(Set exercise) Gather each line of the entries below that includes "учета".

-- BEGIN Data for the task --

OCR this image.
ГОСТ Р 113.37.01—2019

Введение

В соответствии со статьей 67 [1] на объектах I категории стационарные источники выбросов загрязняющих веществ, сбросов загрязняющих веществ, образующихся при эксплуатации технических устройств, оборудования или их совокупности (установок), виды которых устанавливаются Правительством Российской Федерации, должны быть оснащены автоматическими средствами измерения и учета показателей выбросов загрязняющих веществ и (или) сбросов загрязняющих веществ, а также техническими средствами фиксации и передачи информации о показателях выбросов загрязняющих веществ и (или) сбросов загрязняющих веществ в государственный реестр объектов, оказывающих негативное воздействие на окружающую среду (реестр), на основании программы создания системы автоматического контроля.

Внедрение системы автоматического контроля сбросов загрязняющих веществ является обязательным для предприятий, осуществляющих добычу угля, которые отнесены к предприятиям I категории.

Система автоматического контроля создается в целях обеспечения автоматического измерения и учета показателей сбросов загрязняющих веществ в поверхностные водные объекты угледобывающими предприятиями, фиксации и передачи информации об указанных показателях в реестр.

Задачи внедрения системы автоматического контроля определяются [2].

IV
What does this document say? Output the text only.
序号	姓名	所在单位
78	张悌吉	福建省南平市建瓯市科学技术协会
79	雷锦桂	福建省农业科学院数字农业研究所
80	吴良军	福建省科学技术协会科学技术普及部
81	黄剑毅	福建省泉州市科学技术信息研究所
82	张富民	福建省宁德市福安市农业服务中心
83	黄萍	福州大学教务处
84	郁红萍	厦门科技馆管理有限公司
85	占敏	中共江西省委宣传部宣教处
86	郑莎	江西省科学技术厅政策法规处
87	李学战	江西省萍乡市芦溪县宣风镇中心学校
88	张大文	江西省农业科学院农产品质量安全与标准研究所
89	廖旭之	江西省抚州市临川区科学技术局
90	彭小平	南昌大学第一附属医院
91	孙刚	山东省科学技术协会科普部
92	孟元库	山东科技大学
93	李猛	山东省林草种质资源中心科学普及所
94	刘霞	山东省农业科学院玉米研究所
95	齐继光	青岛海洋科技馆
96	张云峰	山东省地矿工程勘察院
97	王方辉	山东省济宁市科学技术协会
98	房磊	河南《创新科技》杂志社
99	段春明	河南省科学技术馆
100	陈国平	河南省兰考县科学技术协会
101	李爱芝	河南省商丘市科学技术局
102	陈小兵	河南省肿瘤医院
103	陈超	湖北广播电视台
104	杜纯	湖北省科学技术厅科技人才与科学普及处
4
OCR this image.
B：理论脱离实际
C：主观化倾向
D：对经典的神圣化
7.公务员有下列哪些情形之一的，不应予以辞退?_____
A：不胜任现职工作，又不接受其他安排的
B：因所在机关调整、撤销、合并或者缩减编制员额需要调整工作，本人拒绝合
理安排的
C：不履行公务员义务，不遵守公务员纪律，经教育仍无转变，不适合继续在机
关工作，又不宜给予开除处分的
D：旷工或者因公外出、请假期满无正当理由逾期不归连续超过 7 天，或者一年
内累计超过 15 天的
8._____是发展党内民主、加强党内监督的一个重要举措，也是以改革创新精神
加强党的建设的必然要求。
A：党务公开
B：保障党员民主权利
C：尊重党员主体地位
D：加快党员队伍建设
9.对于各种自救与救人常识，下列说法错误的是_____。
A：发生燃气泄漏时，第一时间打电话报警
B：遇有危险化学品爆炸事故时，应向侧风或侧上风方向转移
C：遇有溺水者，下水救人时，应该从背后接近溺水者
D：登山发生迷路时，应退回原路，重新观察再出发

-- END Data for the task --

(Task output)
В соответствии со статьей 67 [1] на объектах I категории стационарные источники выбросов загрязняющих веществ, сбросов загрязняющих веществ, образующихся при эксплуатации технических устройств, оборудования или их совокупности (установок), виды которых устанавливаются Правительством Российской Федерации, должны быть оснащены автоматическими средствами измерения и учета показателей выбросов загрязняющих веществ и (или) сбросов загрязняющих веществ, а также техническими средствами фиксации и передачи информации о показателях выбросов загрязняющих веществ и (или) сбросов загрязняющих веществ в государственный реестр объектов, оказывающих негативное воздействие на окружающую среду (реестр), на основании программы создания системы автоматического контроля.
Система автоматического контроля создается в целях обеспечения автоматического измерения и учета показателей сбросов загрязняющих веществ в поверхностные водные объекты угледобывающими предприятиями, фиксации и передачи информации об указанных показателях в реестр.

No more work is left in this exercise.